→ Given instruction A: Decide whether each statement agrees with the essay on workism, answering yes or no and quoting the words of the essay that settle it: (i) The study was run by a psychology professor at the University of British Columbia. (ii) The management positions open to the author in the service industry paid more money. (iii) Listeners who heard about the person who kept working judged him more competent.
→ Given instruction B: From the essay on workism, extract word for word the part that opens with the words containing "The study was" and closes with "forced to participate.".

→ Excerpt provided:

Workism, attachment to outcome, and lack of peace

Our way we view work is a little warped, but it's changing.

Image: TED.com

In this TED talk, a hypothetical scenario is posed to a research group about a person whose job is made redundant by automation, despite having three years left on a paid contract. The question was asked “Would you keep working even if you were paid through the end of the contract, or decide to stop?”

Half of the participants in the research group heard the story of the person deciding to stop working, while the other half heard the story of the person continuing to work, despite their job being redundant.

The group who heard the story of the person continuing to work despite the redundancy of his job found him to be less competent, BUT warmer, more moral, a “good person,” and more virtuous.

The study was conducted by Azim Shariff who is a Psychology professor at the University of British Columbia, where he studies morality. He and his collaborators have recently been focusing on work with regard to morality, and in study after study, they have found that people attach more worth to effort, regardless of what that effort produces.

I have a massive problem with “Workism,” which is the belief that employment is not only necessary for economic production but is also the centerpiece of one's identity and life purpose. This is not inherently bad, but when it’s a culture, as Azim Shariff notes also in the TED talk, we all get forced to participate.

If you need to familiarize yourself with the concept, the term was coined in this article in The Atlantic - “Workism is Making Americans Miserable.”

The whole system functions in a way that we constantly feel the need to prove to others that we’re not only hard-working but harder working. And to what end?

Many of you know that I’ve long held an issue with the way we do “work” in America. I find “the grind” and “the climb” to be byproducts of this warped idea of Workism, and those things do not fit all trajectories.

Someone who knows their life path might be just fine fitting into that paradigm, but others might assemble 40 years of “living” before they can carve out an understanding of who they are and what they’re doing here.

When I worked in the service industry, I almost tattooed “I am not my job” on my arm, because my family harshly emphasized how insignificant the work I was doing was. They called it “menial.” I wasn’t doing it because that was who I was.

I did the work primarily for a paycheck, and I had no desire to “climb the ladder.” There were avenues to management and upper management I could have chosen to pursue if I wanted, but they didn’t pay more money, and they were not congruent with my ultimate desires.

The real byproduct and payoff of that work was just the amount of time I spent in it.

Raw records:
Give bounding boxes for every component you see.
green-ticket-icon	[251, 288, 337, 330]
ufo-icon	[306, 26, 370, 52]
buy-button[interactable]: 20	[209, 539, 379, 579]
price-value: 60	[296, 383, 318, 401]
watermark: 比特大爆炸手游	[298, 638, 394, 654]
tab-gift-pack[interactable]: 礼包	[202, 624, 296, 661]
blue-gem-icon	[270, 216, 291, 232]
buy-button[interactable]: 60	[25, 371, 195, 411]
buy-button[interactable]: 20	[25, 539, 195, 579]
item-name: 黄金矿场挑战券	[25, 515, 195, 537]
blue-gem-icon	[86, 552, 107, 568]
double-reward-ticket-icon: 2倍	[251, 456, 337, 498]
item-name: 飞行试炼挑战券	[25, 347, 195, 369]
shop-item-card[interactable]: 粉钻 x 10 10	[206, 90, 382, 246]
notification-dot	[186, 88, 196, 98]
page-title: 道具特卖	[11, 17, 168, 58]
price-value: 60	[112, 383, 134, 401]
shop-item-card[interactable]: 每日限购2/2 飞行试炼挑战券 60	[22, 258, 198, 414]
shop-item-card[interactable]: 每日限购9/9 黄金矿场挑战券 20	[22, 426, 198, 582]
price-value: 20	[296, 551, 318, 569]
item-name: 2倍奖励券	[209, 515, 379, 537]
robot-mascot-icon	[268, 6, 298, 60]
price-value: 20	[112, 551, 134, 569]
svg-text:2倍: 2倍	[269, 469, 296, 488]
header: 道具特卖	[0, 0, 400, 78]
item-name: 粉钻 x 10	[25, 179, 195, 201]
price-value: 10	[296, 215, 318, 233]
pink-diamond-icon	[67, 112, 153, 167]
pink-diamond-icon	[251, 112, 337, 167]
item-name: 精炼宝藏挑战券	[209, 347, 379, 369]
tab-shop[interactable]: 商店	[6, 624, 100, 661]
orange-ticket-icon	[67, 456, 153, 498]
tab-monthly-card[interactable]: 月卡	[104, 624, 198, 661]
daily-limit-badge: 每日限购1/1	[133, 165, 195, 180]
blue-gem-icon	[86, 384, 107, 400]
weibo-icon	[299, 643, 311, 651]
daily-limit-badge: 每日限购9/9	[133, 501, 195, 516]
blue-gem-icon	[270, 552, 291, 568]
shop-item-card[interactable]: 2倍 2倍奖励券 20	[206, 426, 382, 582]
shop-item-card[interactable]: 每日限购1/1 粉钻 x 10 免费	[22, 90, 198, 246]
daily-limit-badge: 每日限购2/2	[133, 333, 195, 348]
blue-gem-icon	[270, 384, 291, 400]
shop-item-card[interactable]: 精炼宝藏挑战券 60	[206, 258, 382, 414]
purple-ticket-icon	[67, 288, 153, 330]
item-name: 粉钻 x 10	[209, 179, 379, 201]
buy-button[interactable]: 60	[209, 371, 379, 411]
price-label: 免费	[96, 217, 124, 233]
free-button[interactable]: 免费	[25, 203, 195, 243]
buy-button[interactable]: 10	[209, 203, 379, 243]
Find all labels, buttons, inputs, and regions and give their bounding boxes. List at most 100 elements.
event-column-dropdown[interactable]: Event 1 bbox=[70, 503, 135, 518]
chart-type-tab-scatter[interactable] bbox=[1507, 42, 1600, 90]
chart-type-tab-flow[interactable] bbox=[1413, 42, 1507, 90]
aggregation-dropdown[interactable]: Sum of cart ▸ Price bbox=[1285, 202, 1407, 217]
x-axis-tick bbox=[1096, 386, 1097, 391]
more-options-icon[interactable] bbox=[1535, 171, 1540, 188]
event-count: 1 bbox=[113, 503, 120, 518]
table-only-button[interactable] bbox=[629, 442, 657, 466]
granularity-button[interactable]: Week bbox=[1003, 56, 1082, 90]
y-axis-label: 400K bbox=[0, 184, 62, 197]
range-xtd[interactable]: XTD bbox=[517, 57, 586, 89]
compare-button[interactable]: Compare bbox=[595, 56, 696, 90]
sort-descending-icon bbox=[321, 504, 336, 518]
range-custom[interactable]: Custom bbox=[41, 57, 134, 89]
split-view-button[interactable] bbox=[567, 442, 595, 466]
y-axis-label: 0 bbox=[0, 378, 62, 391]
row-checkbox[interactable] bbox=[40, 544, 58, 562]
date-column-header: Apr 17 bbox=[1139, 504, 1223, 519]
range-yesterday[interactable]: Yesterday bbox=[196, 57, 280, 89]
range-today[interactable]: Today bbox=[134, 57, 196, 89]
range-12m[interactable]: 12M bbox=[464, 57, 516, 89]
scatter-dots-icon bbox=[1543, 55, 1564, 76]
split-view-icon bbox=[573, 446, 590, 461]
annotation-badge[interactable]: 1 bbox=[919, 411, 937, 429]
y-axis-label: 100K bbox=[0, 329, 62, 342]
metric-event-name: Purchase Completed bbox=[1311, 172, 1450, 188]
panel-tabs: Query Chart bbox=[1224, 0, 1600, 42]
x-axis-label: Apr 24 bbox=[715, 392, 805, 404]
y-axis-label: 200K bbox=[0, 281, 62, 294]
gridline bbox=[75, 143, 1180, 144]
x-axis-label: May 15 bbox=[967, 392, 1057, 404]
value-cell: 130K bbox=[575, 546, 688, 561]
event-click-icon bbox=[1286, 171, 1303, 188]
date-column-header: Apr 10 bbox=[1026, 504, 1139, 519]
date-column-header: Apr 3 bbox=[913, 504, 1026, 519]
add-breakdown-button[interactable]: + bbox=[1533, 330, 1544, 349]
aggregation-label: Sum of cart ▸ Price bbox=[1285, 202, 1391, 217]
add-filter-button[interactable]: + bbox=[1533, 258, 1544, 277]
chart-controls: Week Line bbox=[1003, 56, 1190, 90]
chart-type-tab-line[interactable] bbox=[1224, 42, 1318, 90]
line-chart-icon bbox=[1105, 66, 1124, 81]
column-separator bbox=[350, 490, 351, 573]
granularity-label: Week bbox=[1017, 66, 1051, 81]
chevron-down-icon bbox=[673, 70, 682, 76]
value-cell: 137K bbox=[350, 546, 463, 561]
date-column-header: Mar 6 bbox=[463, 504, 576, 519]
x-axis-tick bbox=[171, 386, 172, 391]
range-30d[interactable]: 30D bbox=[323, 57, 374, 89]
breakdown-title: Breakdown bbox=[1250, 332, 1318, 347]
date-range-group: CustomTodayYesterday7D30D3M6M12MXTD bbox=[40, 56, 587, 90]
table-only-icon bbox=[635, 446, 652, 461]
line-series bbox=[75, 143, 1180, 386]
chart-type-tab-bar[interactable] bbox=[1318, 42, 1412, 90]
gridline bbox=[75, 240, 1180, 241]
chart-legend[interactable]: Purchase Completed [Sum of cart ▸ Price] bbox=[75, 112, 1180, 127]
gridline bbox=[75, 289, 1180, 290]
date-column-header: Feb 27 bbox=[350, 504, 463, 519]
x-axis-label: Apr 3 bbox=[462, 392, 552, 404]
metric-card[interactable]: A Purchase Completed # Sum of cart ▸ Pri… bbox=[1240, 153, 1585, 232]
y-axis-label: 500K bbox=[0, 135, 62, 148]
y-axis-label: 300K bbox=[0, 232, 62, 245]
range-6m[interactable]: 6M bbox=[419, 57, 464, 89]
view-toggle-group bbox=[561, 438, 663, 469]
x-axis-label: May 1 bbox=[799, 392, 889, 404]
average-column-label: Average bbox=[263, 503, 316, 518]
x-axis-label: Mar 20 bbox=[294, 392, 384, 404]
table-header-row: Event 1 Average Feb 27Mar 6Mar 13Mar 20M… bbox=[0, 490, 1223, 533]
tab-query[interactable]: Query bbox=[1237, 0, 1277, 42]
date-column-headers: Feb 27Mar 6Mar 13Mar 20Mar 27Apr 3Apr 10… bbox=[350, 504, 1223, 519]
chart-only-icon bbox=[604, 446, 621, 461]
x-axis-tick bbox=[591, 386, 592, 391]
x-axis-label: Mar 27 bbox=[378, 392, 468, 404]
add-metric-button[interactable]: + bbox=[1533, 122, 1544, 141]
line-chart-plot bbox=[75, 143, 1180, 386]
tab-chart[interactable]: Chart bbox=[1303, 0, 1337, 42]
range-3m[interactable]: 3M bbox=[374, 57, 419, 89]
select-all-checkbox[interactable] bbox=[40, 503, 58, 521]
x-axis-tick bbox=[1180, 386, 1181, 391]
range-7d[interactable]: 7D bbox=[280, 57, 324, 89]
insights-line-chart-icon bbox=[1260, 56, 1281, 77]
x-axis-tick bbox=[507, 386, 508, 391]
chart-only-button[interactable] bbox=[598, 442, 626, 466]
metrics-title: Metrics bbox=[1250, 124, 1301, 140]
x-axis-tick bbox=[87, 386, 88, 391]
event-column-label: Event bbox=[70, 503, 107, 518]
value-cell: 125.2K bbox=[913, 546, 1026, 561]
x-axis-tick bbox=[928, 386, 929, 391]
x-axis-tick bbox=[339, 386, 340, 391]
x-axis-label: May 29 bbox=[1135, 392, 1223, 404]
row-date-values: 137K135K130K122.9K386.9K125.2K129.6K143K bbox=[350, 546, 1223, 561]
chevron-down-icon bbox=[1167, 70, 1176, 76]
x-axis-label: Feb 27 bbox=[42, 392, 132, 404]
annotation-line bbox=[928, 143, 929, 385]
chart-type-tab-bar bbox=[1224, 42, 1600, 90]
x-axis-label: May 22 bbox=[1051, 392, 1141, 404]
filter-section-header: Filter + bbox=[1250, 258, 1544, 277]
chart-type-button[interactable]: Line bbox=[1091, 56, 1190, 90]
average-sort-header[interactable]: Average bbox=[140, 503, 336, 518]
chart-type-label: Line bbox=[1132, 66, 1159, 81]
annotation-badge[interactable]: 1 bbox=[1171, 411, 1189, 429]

→ Complete output A:
(i) Yes: "The study was conducted by Azim Shariff who is a Psychology professor at the University of British Columbia"
(ii) No: "but they didn’t pay more money"
(iii) No: "found him to be less competent"

→ Complete output B:
The study was conducted by Azim Shariff who is a Psychology professor at the University of British Columbia, where he studies morality. He and his collaborators have recently been focusing on work with regard to morality, and in study after study, they have found that people attach more worth to effort, regardless of what that effort produces.

I have a massive problem with “Workism,” which is the belief that employment is not only necessary for economic production but is also the centerpiece of one's identity and life purpose. This is not inherently bad, but when it’s a culture, as Azim Shariff notes also in the TED talk, we all get forced to participate.